▶ [Tasks to carry out]
[1] In the blog post below about the writer's week and to-do lists, which novel are the writer's students about halfway into?
[2] Proceed with the blog post below about the writer's week and to-do lists, picking up right after its final line.

▶ [Document segment]
==*==

My dog is obsessed with hiking, and I think we've only gone four times? I've taken her every other week-ish and all I have to say now is "want to go for a hike in the car" and she gets SO excited. She's sort of a pain out on the trail, since it's multi-use and she feels the need to sit and watch all mountain bikers pass, but it's great exercise for us both. 

Last week's to-dos:
- get into a good place on grading before spring break (sort of)
- finish book club book (yup! We are pushing back meeting, but I'm done!)
- pay off my car (this is just a matter of waiting for some money to transfer from one account to another, but it feels pretty monumental, since I just bought it a year ago and have worked really hard to get that monthly payment gone!) (yup!)
- bake some sort of treat to give to trends as a spring break send-off (I actually baked everyone cookies last weekend, but then I was worried my stomach issue was a result of those so I didn't hand them out) (yup! giant cookies for everyone!)

This week's to-dos:
- donate old clothes 
- get a chunk of grading done before leaving for Yosemite
- Finish Black Cake 
- Get mostly done with an Etsy order

Bookish (and not so Bookish) Thoughts

If I could just have like ten uninterrupted hours at work and ten at home I'd feel a lot better about both. At least we have just one last week until spring break! 

A dear friend suggested we go to David Sedaris reading back when we read his last book for book club, so we're making it happen in May! This will be my first reading since the pandemic. 

Today Sawyer and I went to a sheer-sheering festival. Yup. We paid to watch sheep sheered and it was an absolute delight (there were other things going on too, plus some decent food).

My students are about halfway into Jhumpa Lahiri's The Namesake and I'm so overjoyed by how much they like it! 

Some of the bigger colleges, like UCLA (go Bruins!) have been sending out acceptance letters this past week and it's been so rewarding seeing the kids get in places. I offer extra credit for copies of their acceptance letters to post (college, universities, community college, military, trade, etc...), so I have a huge space of total happiness in my class right now. I keep it up for my incoming juniors next year for motivation. 

I'm so behind at posting here right now- I have so many little reviews to copy over. So, yes, I am reading a lot, but this is pretty much one of the last things on the priority-list. 

I'm going to be straight-up honest right now: I am extremely annoyed with my child and am hiding from him. He is a bundle of happy energy, but right now I need him to sort laundry and be quiet. 

Last week's to dos:
- make it through some less than fun adult things like dealing with an alarm system upgrade and virtual parent-teacher conferences (DOONE... I had no choice) 
- go through my pictures from 2022 so far and delete ones I don't want (not committing to starting my yearly photo book yet, but this does make it easier when the times comes) [nope]]
- abs every day, which is unnecessary and excessive, but sometimes that helps get me into the habit  [ha! No! I discovered this week that microgreens give me horrible stomach pains, so I spent way too many days feeling like I was dying, but at least now I know]
- do something creative that isn't for my Etsy shop [this was not the week, haha]

This week tossed me a lot of wrenches, but I got done the important things and next week will be better!

This week's do dos:
- get into a good place on grading before spring break
- finish book club book
- pay off my car (this is just a matter of waiting for some money to transfer from one account to another, but it feels pretty monumental, since I just bought it a year ago and have worked really hard to get that monthly payment gone!)

==*==

(Stored dataset items)
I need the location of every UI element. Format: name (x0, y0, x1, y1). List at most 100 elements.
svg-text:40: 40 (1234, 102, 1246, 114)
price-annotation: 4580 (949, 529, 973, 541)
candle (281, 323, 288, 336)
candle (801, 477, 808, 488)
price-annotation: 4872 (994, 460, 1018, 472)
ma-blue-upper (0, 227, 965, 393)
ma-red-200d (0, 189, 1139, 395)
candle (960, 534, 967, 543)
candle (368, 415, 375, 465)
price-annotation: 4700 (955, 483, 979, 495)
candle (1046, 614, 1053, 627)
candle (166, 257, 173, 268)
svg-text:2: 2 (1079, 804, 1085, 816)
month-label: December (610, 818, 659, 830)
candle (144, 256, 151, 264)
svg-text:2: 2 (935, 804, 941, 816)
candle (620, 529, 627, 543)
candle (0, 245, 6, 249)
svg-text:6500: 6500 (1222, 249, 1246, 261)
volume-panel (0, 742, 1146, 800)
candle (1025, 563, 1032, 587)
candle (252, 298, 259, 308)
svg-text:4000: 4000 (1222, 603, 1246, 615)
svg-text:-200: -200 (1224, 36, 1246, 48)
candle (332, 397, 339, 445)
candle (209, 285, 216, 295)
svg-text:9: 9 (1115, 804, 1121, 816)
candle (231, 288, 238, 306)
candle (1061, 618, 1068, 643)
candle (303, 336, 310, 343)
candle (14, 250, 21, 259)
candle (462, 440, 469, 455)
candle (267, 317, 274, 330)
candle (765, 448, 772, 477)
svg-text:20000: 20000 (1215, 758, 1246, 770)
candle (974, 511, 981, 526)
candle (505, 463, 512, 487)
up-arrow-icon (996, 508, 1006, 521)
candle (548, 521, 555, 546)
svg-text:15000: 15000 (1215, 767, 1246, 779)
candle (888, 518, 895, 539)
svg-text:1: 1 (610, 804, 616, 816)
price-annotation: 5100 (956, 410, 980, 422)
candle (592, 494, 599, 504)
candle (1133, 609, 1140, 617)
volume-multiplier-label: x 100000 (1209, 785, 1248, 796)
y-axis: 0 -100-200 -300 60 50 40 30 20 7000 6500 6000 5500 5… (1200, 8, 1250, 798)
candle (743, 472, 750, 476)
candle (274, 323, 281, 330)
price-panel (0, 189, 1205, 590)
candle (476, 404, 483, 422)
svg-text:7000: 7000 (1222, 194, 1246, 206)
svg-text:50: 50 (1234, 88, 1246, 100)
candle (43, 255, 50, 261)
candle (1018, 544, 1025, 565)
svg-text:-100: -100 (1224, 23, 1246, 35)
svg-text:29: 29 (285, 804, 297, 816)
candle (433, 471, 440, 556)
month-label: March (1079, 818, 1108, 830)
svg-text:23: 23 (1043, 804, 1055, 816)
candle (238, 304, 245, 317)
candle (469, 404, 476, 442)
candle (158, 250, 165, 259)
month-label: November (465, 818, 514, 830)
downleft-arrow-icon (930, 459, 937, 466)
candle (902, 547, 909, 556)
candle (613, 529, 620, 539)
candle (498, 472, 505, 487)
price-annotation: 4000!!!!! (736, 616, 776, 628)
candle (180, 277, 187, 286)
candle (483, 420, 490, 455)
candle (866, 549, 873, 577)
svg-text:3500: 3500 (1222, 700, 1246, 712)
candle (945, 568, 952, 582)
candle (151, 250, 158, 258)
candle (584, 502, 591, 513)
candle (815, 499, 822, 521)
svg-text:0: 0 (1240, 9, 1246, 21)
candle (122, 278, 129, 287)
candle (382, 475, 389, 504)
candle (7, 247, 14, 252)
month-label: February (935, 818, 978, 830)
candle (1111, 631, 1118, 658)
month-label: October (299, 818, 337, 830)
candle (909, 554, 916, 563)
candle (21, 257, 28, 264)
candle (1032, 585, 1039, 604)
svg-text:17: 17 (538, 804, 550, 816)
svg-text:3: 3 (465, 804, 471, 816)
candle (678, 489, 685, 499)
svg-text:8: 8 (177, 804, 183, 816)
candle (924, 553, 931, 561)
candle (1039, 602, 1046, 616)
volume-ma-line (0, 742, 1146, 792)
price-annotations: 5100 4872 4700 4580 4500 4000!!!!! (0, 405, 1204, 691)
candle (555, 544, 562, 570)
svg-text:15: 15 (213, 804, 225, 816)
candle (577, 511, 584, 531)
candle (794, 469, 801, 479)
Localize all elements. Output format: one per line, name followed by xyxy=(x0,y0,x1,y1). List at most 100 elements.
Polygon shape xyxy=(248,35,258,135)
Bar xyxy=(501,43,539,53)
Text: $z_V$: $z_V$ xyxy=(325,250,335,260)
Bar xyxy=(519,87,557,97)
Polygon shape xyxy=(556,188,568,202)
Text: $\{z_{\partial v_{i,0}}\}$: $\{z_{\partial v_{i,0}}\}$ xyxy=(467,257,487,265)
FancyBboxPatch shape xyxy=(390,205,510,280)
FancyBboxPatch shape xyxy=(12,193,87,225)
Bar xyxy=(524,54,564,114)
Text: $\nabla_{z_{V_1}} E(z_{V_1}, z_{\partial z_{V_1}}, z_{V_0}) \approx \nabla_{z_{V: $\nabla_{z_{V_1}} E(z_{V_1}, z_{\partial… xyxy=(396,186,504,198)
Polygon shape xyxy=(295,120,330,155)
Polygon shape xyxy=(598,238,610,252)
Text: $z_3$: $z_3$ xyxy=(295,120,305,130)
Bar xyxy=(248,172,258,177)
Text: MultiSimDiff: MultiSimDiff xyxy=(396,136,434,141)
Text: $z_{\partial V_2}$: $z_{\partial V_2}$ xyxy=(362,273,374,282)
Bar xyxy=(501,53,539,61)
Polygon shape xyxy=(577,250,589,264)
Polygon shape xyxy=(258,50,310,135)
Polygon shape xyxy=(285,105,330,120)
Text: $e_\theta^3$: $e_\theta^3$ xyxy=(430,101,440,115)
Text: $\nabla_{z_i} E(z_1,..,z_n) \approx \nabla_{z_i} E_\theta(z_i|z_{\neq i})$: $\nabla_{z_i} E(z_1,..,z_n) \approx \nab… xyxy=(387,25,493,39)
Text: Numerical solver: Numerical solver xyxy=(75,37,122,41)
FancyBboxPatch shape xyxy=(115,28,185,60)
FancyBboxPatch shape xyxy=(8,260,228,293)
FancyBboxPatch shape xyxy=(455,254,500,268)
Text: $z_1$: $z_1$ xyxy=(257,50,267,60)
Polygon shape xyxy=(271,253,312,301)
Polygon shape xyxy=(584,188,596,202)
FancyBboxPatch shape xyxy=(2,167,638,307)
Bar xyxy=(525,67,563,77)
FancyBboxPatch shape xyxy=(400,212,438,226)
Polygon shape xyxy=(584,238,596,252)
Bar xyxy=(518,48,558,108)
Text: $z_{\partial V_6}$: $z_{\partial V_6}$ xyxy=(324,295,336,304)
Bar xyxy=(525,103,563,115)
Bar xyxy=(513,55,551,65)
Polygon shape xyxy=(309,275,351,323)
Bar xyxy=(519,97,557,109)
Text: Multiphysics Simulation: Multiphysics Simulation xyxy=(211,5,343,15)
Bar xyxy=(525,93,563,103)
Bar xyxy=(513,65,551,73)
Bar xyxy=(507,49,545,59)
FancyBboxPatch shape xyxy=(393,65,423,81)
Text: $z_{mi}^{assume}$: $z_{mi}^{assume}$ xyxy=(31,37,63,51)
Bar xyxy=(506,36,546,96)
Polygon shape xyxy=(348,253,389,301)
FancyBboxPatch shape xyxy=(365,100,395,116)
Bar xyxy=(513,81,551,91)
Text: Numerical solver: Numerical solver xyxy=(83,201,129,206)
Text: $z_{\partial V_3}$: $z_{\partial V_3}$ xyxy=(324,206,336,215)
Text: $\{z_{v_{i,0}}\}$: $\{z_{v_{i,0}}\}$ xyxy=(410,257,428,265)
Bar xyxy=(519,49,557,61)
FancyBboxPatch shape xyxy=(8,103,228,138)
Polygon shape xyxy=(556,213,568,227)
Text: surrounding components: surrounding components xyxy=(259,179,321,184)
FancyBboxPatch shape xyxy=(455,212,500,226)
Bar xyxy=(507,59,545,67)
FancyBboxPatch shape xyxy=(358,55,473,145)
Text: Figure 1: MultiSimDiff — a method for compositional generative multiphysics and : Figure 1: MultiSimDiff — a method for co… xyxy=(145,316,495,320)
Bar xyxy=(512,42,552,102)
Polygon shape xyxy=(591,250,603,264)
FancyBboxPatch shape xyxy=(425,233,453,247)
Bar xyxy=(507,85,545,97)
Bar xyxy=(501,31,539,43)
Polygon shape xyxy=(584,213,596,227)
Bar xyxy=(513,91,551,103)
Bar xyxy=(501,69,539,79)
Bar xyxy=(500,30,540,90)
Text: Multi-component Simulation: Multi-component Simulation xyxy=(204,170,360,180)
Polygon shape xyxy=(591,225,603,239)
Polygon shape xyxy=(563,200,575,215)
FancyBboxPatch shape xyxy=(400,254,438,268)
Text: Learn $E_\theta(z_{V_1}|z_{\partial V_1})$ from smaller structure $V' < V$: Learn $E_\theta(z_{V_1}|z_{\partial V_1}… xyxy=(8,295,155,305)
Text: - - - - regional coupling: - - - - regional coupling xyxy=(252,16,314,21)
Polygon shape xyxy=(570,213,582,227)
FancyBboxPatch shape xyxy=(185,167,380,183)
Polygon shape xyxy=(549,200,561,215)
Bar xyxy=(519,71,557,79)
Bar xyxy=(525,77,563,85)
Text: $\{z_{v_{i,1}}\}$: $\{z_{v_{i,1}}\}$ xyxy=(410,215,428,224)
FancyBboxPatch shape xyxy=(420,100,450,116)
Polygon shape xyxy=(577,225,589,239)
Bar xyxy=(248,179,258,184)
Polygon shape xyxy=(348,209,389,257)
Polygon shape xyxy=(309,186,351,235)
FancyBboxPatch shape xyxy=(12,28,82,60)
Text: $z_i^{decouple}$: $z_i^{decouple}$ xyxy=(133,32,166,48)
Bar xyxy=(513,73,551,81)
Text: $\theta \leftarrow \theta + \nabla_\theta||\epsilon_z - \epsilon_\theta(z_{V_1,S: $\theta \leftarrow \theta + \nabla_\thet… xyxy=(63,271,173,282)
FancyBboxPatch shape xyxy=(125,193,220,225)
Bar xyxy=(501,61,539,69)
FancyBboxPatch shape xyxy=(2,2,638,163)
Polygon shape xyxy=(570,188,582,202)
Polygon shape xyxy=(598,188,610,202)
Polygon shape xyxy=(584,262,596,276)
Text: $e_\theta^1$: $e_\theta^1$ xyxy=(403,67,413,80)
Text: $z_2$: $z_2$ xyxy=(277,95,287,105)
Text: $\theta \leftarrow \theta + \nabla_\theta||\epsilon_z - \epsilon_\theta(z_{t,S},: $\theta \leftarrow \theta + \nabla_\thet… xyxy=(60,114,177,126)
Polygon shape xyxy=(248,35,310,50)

==*==

▶ [Answers for this exercise]
[1] Jhumpa Lahiri's The Namesake.

[2]
- bake some sort of treat to give to trends as a spring break send-off (I actually baked everyone cookies last weekend, but then I was worried my stomach issue was a result of those so I didn't hand them out)

Bookish (and not so Bookish) Thoughts

Middle of March? The time is changing tonight? End-of-the-school-year plans starting to be made? January and most of February were tough for me- there were a lot of contributing factors, but I had the lovely dreaded double whammy of slight depression and high anxiety, and was exhausted by trying to get a handle on it alone, while putting on the dog-and-pony show at work and home. A few weeks ago I just.. felt better. Obviously life is full of ups and downs, but this down was not the normal type of down, so I'm glad I've shaken it. 

Today Sawyer and I met our friends at the Natural History Museum in LA to see the Jane Goodall exhibit and everything else. We had a great time and I need to get some of Goodall's books asap. I am hoping I can take Sawyer to NYC next year or the year after- the Natural History Museum there is one of my favorite museums in the world.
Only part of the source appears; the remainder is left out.